→ Your instructions: Print the listing as it stands, omitting all images.

→ Recorded data:
————————

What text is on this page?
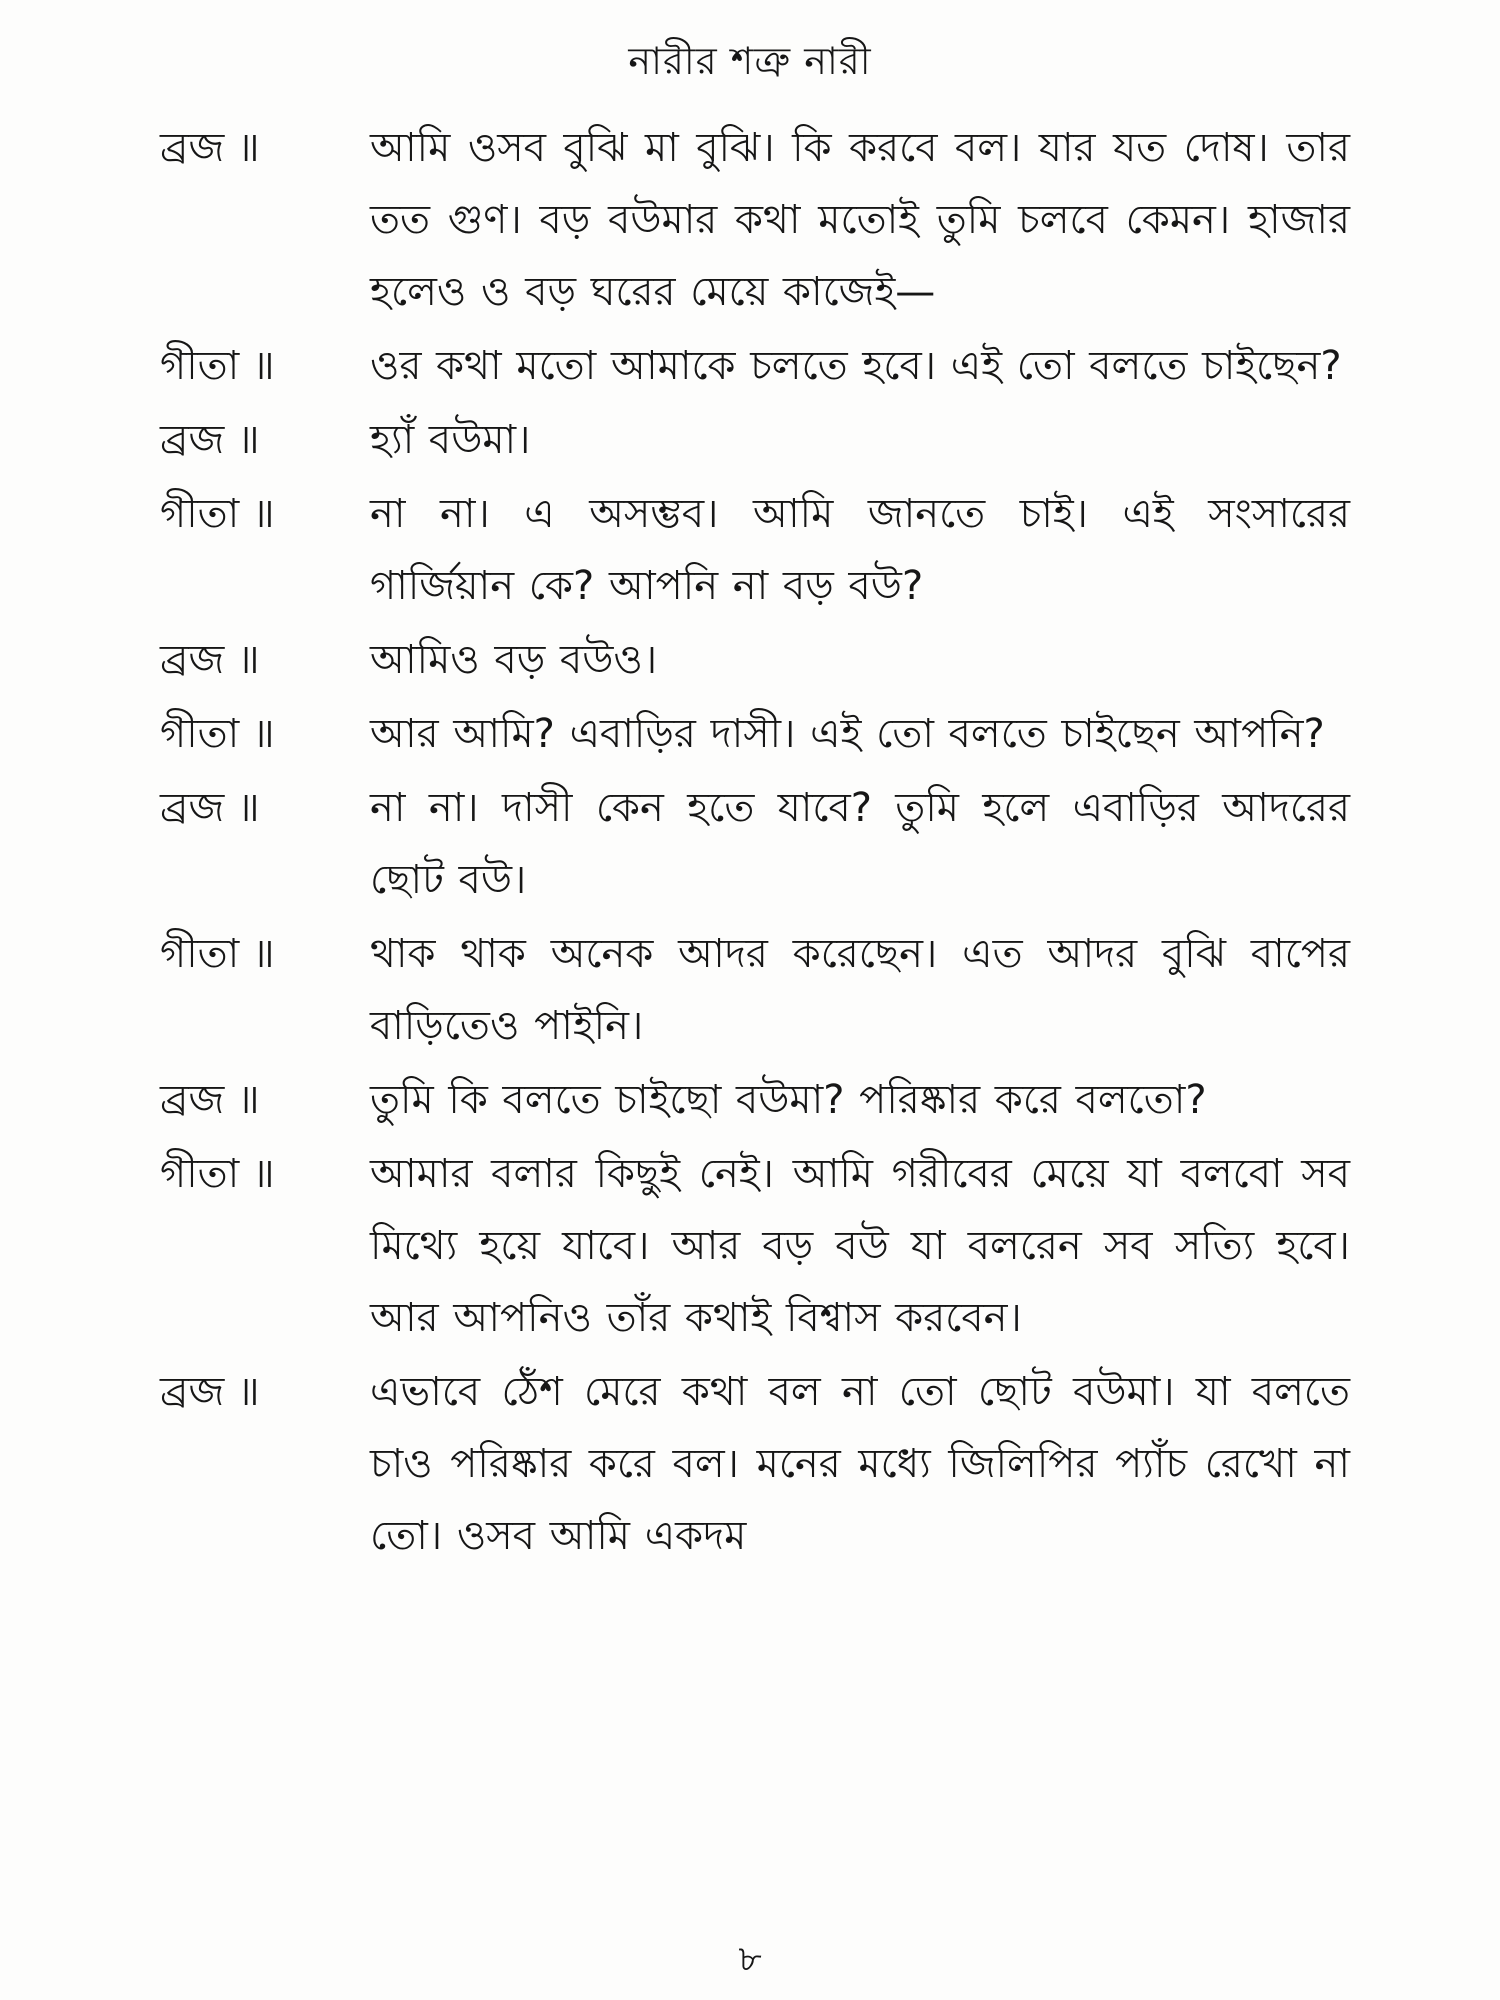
নারীর শত্রু নারী
ব্রজ ॥	আমি ওসব বুঝি মা বুঝি। কি করবে বল। যার যত দোষ। তার তত গুণ। বড় বউমার কথা মতোই তুমি চলবে কেমন। হাজার হলেও ও বড় ঘরের মেয়ে কাজেই—
গীতা ॥	ওর কথা মতো আমাকে চলতে হবে। এই তো বলতে চাইছেন?
ব্রজ ॥	হ্যাঁ বউমা।
গীতা ॥	না না। এ অসম্ভব। আমি জানতে চাই। এই সংসারের গার্জিয়ান কে? আপনি না বড় বউ?
ব্রজ ॥	আমিও বড় বউও।
গীতা ॥	আর আমি? এবাড়ির দাসী। এই তো বলতে চাইছেন আপনি?
ব্রজ ॥	না না। দাসী কেন হতে যাবে? তুমি হলে এবাড়ির আদরের ছোট বউ।
গীতা ॥	থাক থাক অনেক আদর করেছেন। এত আদর বুঝি বাপের বাড়িতেও পাইনি।
ব্রজ ॥	তুমি কি বলতে চাইছো বউমা? পরিষ্কার করে বলতো?
গীতা ॥	আমার বলার কিছুই নেই। আমি গরীবের মেয়ে যা বলবো সব মিথ্যে হয়ে যাবে। আর বড় বউ যা বলরেন সব সত্যি হবে। আর আপনিও তাঁর কথাই বিশ্বাস করবেন।
ব্রজ ॥	এভাবে ঠেঁশ মেরে কথা বল না তো ছোট বউমা। যা বলতে চাও পরিষ্কার করে বল। মনের মধ্যে জিলিপির প্যাঁচ রেখো না তো। ওসব আমি একদম
৮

————————

→ Correct result:
What text is on this page?
নারীর শত্রু নারী
ব্রজ ॥	আমি ওসব বুঝি মা বুঝি। কি করবে বল। যার যত দোষ। তার তত গুণ। বড় বউমার কথা মতোই তুমি চলবে কেমন। হাজার হলেও ও বড় ঘরের মেয়ে কাজেই—
গীতা ॥	ওর কথা মতো আমাকে চলতে হবে। এই তো বলতে চাইছেন?
ব্রজ ॥	হ্যাঁ বউমা।
গীতা ॥	না না। এ অসম্ভব। আমি জানতে চাই। এই সংসারের গার্জিয়ান কে? আপনি না বড় বউ?
ব্রজ ॥	আমিও বড় বউও।
গীতা ॥	আর আমি? এবাড়ির দাসী। এই তো বলতে চাইছেন আপনি?
ব্রজ ॥	না না। দাসী কেন হতে যাবে? তুমি হলে এবাড়ির আদরের ছোট বউ।
গীতা ॥	থাক থাক অনেক আদর করেছেন। এত আদর বুঝি বাপের বাড়িতেও পাইনি।
ব্রজ ॥	তুমি কি বলতে চাইছো বউমা? পরিষ্কার করে বলতো?
গীতা ॥	আমার বলার কিছুই নেই। আমি গরীবের মেয়ে যা বলবো সব মিথ্যে হয়ে যাবে। আর বড় বউ যা বলরেন সব সত্যি হবে। আর আপনিও তাঁর কথাই বিশ্বাস করবেন।
ব্রজ ॥	এভাবে ঠেঁশ মেরে কথা বল না তো ছোট বউমা। যা বলতে চাও পরিষ্কার করে বল। মনের মধ্যে জিলিপির প্যাঁচ রেখো না তো। ওসব আমি একদম
৮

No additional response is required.